• [What you have to do] Review the listing and copy each line that holds the word "Rockall".

--- begin ---

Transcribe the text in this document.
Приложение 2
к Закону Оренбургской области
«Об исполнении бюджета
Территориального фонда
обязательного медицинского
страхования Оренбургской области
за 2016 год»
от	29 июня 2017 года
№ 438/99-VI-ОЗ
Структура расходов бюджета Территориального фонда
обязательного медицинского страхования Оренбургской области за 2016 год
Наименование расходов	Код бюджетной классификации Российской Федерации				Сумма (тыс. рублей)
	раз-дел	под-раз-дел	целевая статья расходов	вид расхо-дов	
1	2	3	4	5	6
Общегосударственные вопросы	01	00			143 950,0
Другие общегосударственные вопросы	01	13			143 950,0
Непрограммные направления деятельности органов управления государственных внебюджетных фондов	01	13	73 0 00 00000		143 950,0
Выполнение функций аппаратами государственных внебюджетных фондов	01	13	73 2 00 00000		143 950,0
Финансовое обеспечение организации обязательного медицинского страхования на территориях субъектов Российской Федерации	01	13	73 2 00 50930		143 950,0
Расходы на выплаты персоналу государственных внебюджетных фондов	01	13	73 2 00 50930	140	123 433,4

--- end ---
--- begin ---

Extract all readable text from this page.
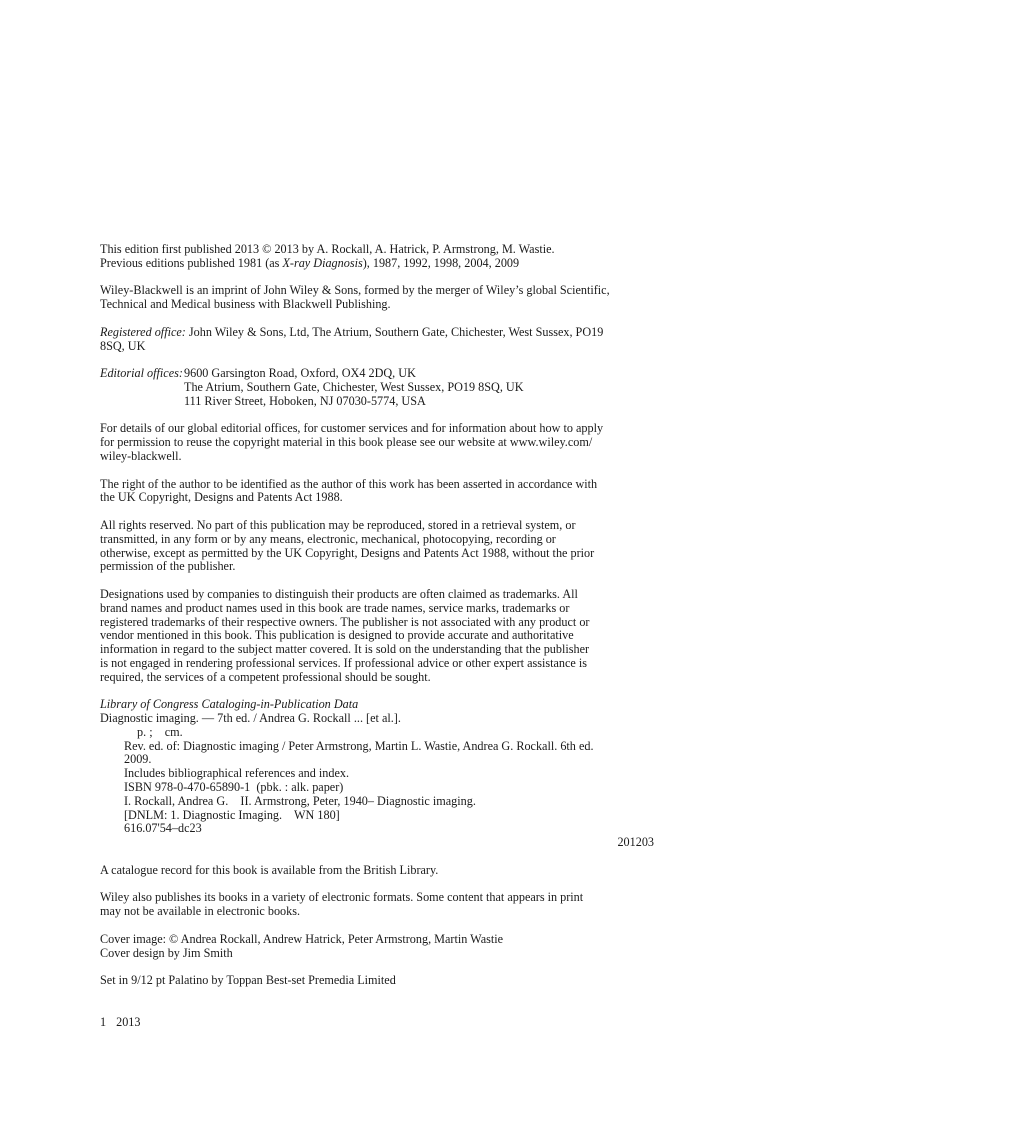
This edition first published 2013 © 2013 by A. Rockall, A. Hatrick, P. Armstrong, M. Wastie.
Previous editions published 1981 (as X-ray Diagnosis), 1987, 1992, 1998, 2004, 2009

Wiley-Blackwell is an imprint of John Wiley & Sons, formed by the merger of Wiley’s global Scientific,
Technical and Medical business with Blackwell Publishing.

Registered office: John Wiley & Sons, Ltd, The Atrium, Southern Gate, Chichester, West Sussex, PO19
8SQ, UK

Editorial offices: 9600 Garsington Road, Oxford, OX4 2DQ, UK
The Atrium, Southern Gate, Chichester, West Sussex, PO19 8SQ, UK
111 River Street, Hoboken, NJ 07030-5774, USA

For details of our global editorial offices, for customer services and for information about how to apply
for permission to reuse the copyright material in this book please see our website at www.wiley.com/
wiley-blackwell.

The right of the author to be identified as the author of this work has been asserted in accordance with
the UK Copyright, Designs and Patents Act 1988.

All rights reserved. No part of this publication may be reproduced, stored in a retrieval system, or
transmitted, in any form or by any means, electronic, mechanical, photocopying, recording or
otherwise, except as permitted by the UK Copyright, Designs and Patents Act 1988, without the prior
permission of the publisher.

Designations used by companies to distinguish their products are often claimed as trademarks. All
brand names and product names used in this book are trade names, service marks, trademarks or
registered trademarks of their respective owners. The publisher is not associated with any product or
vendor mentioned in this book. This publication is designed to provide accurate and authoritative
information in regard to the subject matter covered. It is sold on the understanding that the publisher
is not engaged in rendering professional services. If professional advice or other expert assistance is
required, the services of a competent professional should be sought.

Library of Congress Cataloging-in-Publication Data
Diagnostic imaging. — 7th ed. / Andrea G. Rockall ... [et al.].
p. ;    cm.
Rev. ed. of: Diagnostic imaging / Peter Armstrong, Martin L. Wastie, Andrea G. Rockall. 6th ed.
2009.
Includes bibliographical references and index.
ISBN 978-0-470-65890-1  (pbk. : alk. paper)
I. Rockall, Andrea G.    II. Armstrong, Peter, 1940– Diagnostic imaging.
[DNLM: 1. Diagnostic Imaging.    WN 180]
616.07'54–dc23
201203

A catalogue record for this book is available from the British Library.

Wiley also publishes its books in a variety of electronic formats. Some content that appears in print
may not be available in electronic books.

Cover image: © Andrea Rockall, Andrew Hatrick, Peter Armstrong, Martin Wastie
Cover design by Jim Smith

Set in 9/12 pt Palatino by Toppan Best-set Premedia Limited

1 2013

--- end ---

• [Solution for this task]
This edition first published 2013 © 2013 by A. Rockall, A. Hatrick, P. Armstrong, M. Wastie.
Diagnostic imaging. — 7th ed. / Andrea G. Rockall ... [et al.].
Rev. ed. of: Diagnostic imaging / Peter Armstrong, Martin L. Wastie, Andrea G. Rockall. 6th ed.
I. Rockall, Andrea G.    II. Armstrong, Peter, 1940– Diagnostic imaging.
Cover image: © Andrea Rockall, Andrew Hatrick, Peter Armstrong, Martin Wastie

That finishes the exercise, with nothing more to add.